● The task
Send back the entries below exactly as they appear.

● Record extracts
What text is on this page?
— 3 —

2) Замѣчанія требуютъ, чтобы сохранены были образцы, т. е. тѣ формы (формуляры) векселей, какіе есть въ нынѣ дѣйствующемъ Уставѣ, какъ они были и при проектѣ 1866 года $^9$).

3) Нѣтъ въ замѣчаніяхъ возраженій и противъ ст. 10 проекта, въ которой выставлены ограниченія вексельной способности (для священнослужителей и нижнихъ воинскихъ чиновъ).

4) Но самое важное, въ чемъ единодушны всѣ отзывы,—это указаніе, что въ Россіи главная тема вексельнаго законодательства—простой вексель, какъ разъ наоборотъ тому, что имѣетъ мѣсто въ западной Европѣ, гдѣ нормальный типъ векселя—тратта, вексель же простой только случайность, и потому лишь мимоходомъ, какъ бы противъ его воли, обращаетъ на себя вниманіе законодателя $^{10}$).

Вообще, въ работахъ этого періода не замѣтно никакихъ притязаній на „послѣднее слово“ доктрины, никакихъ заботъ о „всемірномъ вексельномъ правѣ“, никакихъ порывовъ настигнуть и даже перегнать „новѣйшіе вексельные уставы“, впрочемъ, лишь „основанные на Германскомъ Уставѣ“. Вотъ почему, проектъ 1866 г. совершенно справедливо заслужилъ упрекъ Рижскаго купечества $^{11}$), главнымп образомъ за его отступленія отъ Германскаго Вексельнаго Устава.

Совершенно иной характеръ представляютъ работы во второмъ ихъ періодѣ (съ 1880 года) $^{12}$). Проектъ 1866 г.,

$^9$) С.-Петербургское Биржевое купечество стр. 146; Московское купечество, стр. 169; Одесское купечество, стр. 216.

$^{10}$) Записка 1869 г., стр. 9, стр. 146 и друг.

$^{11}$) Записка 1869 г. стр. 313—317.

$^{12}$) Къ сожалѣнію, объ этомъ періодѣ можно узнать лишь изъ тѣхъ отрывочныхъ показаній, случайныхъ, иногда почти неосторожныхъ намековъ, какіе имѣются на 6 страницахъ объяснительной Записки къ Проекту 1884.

● Completed exercise
What text is on this page?
— 3 —

2) Замѣчанія требуютъ, чтобы сохранены были образцы, т. е. тѣ формы (формуляры) векселей, какіе есть въ нынѣ дѣйствующемъ Уставѣ, какъ они были и при проектѣ 1866 года $^9$).

3) Нѣтъ въ замѣчаніяхъ возраженій и противъ ст. 10 проекта, въ которой выставлены ограниченія вексельной способности (для священнослужителей и нижнихъ воинскихъ чиновъ).

4) Но самое важное, въ чемъ единодушны всѣ отзывы,—это указаніе, что въ Россіи главная тема вексельнаго законодательства—простой вексель, какъ разъ наоборотъ тому, что имѣетъ мѣсто въ западной Европѣ, гдѣ нормальный типъ векселя—тратта, вексель же простой только случайность, и потому лишь мимоходомъ, какъ бы противъ его воли, обращаетъ на себя вниманіе законодателя $^{10}$).

Вообще, въ работахъ этого періода не замѣтно никакихъ притязаній на „послѣднее слово“ доктрины, никакихъ заботъ о „всемірномъ вексельномъ правѣ“, никакихъ порывовъ настигнуть и даже перегнать „новѣйшіе вексельные уставы“, впрочемъ, лишь „основанные на Германскомъ Уставѣ“. Вотъ почему, проектъ 1866 г. совершенно справедливо заслужилъ упрекъ Рижскаго купечества $^{11}$), главнымп образомъ за его отступленія отъ Германскаго Вексельнаго Устава.

Совершенно иной характеръ представляютъ работы во второмъ ихъ періодѣ (съ 1880 года) $^{12}$). Проектъ 1866 г.,

$^9$) С.-Петербургское Биржевое купечество стр. 146; Московское купечество, стр. 169; Одесское купечество, стр. 216.

$^{10}$) Записка 1869 г., стр. 9, стр. 146 и друг.

$^{11}$) Записка 1869 г. стр. 313—317.

$^{12}$) Къ сожалѣнію, объ этомъ періодѣ можно узнать лишь изъ тѣхъ отрывочныхъ показаній, случайныхъ, иногда почти неосторожныхъ намековъ, какіе имѣются на 6 страницахъ объяснительной Записки къ Проекту 1884.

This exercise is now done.